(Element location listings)
○ ○ ○ ○
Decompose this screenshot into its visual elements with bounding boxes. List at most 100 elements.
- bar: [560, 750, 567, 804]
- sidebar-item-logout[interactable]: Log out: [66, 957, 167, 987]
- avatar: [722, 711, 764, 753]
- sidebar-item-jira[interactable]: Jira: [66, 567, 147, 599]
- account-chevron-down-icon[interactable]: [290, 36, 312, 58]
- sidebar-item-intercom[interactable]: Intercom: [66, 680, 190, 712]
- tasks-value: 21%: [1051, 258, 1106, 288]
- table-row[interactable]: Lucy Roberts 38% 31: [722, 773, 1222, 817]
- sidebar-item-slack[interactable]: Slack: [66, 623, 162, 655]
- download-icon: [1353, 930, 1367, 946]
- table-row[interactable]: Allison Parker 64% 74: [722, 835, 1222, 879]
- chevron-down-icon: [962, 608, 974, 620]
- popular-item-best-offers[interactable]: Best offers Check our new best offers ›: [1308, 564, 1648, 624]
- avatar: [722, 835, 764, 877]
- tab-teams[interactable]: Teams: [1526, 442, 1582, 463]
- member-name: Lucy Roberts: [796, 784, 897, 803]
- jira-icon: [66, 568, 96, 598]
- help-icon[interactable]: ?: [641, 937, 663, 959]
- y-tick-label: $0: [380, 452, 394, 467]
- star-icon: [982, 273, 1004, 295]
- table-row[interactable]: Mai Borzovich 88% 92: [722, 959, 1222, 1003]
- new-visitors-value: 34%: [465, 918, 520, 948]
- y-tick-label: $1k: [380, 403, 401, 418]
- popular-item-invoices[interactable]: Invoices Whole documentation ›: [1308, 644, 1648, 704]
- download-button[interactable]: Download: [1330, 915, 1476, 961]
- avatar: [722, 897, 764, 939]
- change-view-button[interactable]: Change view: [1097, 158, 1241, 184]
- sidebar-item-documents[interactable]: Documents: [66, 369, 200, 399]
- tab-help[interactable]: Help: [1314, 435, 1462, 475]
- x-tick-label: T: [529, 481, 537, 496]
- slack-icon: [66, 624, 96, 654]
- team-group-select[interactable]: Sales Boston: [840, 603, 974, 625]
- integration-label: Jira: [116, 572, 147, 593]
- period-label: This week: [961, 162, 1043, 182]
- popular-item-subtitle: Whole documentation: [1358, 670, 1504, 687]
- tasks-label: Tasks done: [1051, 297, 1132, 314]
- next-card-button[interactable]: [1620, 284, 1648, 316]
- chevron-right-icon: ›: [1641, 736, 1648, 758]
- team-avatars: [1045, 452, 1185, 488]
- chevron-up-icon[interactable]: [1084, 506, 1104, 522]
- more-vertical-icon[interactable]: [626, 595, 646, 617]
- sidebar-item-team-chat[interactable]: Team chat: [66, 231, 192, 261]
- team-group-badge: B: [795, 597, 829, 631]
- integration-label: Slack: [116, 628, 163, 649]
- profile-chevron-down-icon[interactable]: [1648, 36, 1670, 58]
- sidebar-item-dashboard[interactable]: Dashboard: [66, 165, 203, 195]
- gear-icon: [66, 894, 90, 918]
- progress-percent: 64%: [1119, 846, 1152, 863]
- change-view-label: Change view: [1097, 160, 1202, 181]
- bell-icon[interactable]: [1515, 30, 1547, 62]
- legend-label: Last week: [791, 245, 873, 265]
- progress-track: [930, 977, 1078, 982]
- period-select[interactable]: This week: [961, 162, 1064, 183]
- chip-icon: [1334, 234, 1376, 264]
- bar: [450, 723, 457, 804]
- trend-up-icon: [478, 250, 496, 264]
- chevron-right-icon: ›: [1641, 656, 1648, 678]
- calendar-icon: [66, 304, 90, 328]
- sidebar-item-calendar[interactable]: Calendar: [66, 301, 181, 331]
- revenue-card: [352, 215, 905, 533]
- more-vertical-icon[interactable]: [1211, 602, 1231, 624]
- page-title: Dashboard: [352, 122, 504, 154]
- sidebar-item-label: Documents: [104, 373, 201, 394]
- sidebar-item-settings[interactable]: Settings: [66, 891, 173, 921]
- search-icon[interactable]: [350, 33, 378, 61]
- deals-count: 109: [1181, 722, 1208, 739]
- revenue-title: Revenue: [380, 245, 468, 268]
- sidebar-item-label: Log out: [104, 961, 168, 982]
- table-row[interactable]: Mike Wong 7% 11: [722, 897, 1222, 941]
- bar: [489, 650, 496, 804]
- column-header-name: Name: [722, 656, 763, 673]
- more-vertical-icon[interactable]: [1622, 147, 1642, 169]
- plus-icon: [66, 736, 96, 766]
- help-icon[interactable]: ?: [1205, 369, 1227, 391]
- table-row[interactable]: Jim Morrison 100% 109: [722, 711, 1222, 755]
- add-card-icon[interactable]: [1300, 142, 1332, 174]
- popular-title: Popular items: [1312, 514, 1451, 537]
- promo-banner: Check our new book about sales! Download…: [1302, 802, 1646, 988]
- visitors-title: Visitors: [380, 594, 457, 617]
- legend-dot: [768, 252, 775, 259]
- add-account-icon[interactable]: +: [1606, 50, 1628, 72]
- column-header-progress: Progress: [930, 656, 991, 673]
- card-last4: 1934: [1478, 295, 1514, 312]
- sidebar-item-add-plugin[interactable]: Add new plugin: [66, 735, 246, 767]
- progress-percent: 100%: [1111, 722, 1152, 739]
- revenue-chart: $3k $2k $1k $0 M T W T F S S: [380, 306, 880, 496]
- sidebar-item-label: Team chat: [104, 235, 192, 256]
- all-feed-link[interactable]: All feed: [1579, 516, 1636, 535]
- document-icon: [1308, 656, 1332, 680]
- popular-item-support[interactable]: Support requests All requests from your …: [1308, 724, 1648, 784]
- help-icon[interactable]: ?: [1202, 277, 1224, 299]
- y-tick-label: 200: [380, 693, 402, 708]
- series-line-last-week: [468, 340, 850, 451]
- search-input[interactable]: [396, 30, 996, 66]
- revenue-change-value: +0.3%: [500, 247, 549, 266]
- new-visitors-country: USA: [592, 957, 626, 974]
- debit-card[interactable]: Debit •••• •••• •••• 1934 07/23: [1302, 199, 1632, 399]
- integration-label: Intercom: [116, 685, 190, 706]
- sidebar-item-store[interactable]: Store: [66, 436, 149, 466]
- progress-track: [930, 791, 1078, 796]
○ ○ ○ ○
▶ **The problem**:
Render every line of the records above as a JSON list of strings, one string per line, leaving out blank lines.

▶ **Written reply**:
[
  "Decompose this screenshot into its visual elements with bounding boxes. List at most 100 elements.",
  "- bar: [560, 750, 567, 804]",
  "- sidebar-item-logout[interactable]: Log out: [66, 957, 167, 987]",
  "- avatar: [722, 711, 764, 753]",
  "- sidebar-item-jira[interactable]: Jira: [66, 567, 147, 599]",
  "- account-chevron-down-icon[interactable]: [290, 36, 312, 58]",
  "- sidebar-item-intercom[interactable]: Intercom: [66, 680, 190, 712]",
  "- tasks-value: 21%: [1051, 258, 1106, 288]",
  "- table-row[interactable]: Lucy Roberts 38% 31: [722, 773, 1222, 817]",
  "- sidebar-item-slack[interactable]: Slack: [66, 623, 162, 655]",
  "- download-icon: [1353, 930, 1367, 946]",
  "- table-row[interactable]: Allison Parker 64% 74: [722, 835, 1222, 879]",
  "- chevron-down-icon: [962, 608, 974, 620]",
  "- popular-item-best-offers[interactable]: Best offers Check our new best offers ›: [1308, 564, 1648, 624]",
  "- avatar: [722, 835, 764, 877]",
  "- tab-teams[interactable]: Teams: [1526, 442, 1582, 463]",
  "- member-name: Lucy Roberts: [796, 784, 897, 803]",
  "- jira-icon: [66, 568, 96, 598]",
  "- help-icon[interactable]: ?: [641, 937, 663, 959]",
  "- y-tick-label: $0: [380, 452, 394, 467]",
  "- star-icon: [982, 273, 1004, 295]",
  "- table-row[interactable]: Mai Borzovich 88% 92: [722, 959, 1222, 1003]",
  "- new-visitors-value: 34%: [465, 918, 520, 948]",
  "- y-tick-label: $1k: [380, 403, 401, 418]",
  "- popular-item-invoices[interactable]: Invoices Whole documentation ›: [1308, 644, 1648, 704]",
  "- download-button[interactable]: Download: [1330, 915, 1476, 961]",
  "- avatar: [722, 897, 764, 939]",
  "- change-view-button[interactable]: Change view: [1097, 158, 1241, 184]",
  "- sidebar-item-documents[interactable]: Documents: [66, 369, 200, 399]",
  "- tab-help[interactable]: Help: [1314, 435, 1462, 475]",
  "- x-tick-label: T: [529, 481, 537, 496]",
  "- slack-icon: [66, 624, 96, 654]",
  "- team-group-select[interactable]: Sales Boston: [840, 603, 974, 625]",
  "- integration-label: Jira: [116, 572, 147, 593]",
  "- period-label: This week: [961, 162, 1043, 182]",
  "- popular-item-subtitle: Whole documentation: [1358, 670, 1504, 687]",
  "- tasks-label: Tasks done: [1051, 297, 1132, 314]",
  "- next-card-button[interactable]: [1620, 284, 1648, 316]",
  "- chevron-right-icon: ›: [1641, 736, 1648, 758]",
  "- team-avatars: [1045, 452, 1185, 488]",
  "- chevron-up-icon[interactable]: [1084, 506, 1104, 522]",
  "- more-vertical-icon[interactable]: [626, 595, 646, 617]",
  "- sidebar-item-team-chat[interactable]: Team chat: [66, 231, 192, 261]",
  "- team-group-badge: B: [795, 597, 829, 631]",
  "- integration-label: Slack: [116, 628, 163, 649]",
  "- profile-chevron-down-icon[interactable]: [1648, 36, 1670, 58]",
  "- sidebar-item-dashboard[interactable]: Dashboard: [66, 165, 203, 195]",
  "- gear-icon: [66, 894, 90, 918]",
  "- progress-percent: 64%: [1119, 846, 1152, 863]",
  "- change-view-label: Change view: [1097, 160, 1202, 181]",
  "- bell-icon[interactable]: [1515, 30, 1547, 62]",
  "- legend-label: Last week: [791, 245, 873, 265]",
  "- progress-track: [930, 977, 1078, 982]",
  "- period-select[interactable]: This week: [961, 162, 1064, 183]",
  "- chip-icon: [1334, 234, 1376, 264]",
  "- bar: [450, 723, 457, 804]",
  "- trend-up-icon: [478, 250, 496, 264]",
  "- chevron-right-icon: ›: [1641, 656, 1648, 678]",
  "- calendar-icon: [66, 304, 90, 328]",
  "- sidebar-item-calendar[interactable]: Calendar: [66, 301, 181, 331]",
  "- revenue-card: [352, 215, 905, 533]",
  "- more-vertical-icon[interactable]: [1211, 602, 1231, 624]",
  "- page-title: Dashboard: [352, 122, 504, 154]",
  "- sidebar-item-label: Documents: [104, 373, 201, 394]",
  "- sidebar-item-settings[interactable]: Settings: [66, 891, 173, 921]",
  "- search-icon[interactable]: [350, 33, 378, 61]",
  "- deals-count: 109: [1181, 722, 1208, 739]",
  "- revenue-title: Revenue: [380, 245, 468, 268]",
  "- sidebar-item-label: Log out: [104, 961, 168, 982]",
  "- table-row[interactable]: Mike Wong 7% 11: [722, 897, 1222, 941]",
  "- bar: [489, 650, 496, 804]",
  "- column-header-name: Name: [722, 656, 763, 673]",
  "- more-vertical-icon[interactable]: [1622, 147, 1642, 169]",
  "- plus-icon: [66, 736, 96, 766]",
  "- help-icon[interactable]: ?: [1205, 369, 1227, 391]",
  "- table-row[interactable]: Jim Morrison 100% 109: [722, 711, 1222, 755]",
  "- add-card-icon[interactable]: [1300, 142, 1332, 174]",
  "- popular-title: Popular items: [1312, 514, 1451, 537]",
  "- promo-banner: Check our new book about sales! Download…: [1302, 802, 1646, 988]",
  "- visitors-title: Visitors: [380, 594, 457, 617]",
  "- legend-dot: [768, 252, 775, 259]",
  "- add-account-icon[interactable]: +: [1606, 50, 1628, 72]",
  "- column-header-progress: Progress: [930, 656, 991, 673]",
  "- card-last4: 1934: [1478, 295, 1514, 312]",
  "- sidebar-item-add-plugin[interactable]: Add new plugin: [66, 735, 246, 767]",
  "- progress-percent: 100%: [1111, 722, 1152, 739]",
  "- revenue-chart: $3k $2k $1k $0 M T W T F S S: [380, 306, 880, 496]",
  "- sidebar-item-label: Team chat: [104, 235, 192, 256]",
  "- all-feed-link[interactable]: All feed: [1579, 516, 1636, 535]",
  "- document-icon: [1308, 656, 1332, 680]",
  "- popular-item-support[interactable]: Support requests All requests from your …: [1308, 724, 1648, 784]",
  "- help-icon[interactable]: ?: [1202, 277, 1224, 299]",
  "- y-tick-label: 200: [380, 693, 402, 708]",
  "- series-line-last-week: [468, 340, 850, 451]",
  "- search-input[interactable]: [396, 30, 996, 66]",
  "- revenue-change-value: +0.3%: [500, 247, 549, 266]",
  "- new-visitors-country: USA: [592, 957, 626, 974]",
  "- debit-card[interactable]: Debit •••• •••• •••• 1934 07/23: [1302, 199, 1632, 399]",
  "- integration-label: Intercom: [116, 685, 190, 706]",
  "- sidebar-item-store[interactable]: Store: [66, 436, 149, 466]",
  "- progress-track: [930, 791, 1078, 796]"
]